> [Goal of the exercise]:
Identify, in the records below, every line where the string "clase" appears, and copy each such line.

> [Data extract]:

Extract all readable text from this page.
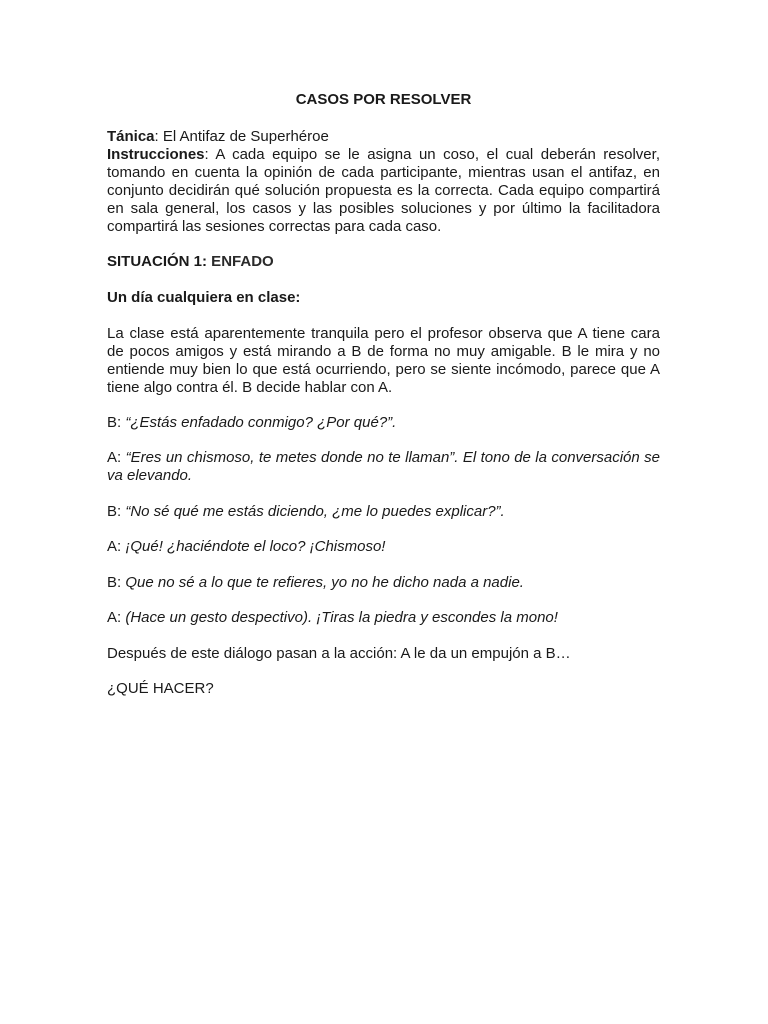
CASOS POR RESOLVER

Tánica: El Antifaz de Superhéroe

Instrucciones: A cada equipo se le asigna un coso, el cual deberán resolver, tomando en cuenta la opinión de cada participante, mientras usan el antifaz, en conjunto decidirán qué solución propuesta es la correcta. Cada equipo compartirá en sala general, los casos y las posibles soluciones y por último la facilitadora compartirá las sesiones correctas para cada caso.

SITUACIÓN 1: ENFADO

Un día cualquiera en clase:

La clase está aparentemente tranquila pero el profesor observa que A tiene cara de pocos amigos y está mirando a B de forma no muy amigable. B le mira y no entiende muy bien lo que está ocurriendo, pero se siente incómodo, parece que A tiene algo contra él. B decide hablar con A.

B: “¿Estás enfadado conmigo? ¿Por qué?”.

A: “Eres un chismoso, te metes donde no te llaman”. El tono de la conversación se va elevando.

B: “No sé qué me estás diciendo, ¿me lo puedes explicar?”.

A: ¡Qué! ¿haciéndote el loco? ¡Chismoso!

B: Que no sé a lo que te refieres, yo no he dicho nada a nadie.

A: (Hace un gesto despectivo). ¡Tiras la piedra y escondes la mono!

Después de este diálogo pasan a la acción: A le da un empujón a B…

¿QUÉ HACER?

> [Task result]:
Un día cualquiera en clase:
La clase está aparentemente tranquila pero el profesor observa que A tiene cara de pocos amigos y está mirando a B de forma no muy amigable. B le mira y no entiende muy bien lo que está ocurriendo, pero se siente incómodo, parece que A tiene algo contra él. B decide hablar con A.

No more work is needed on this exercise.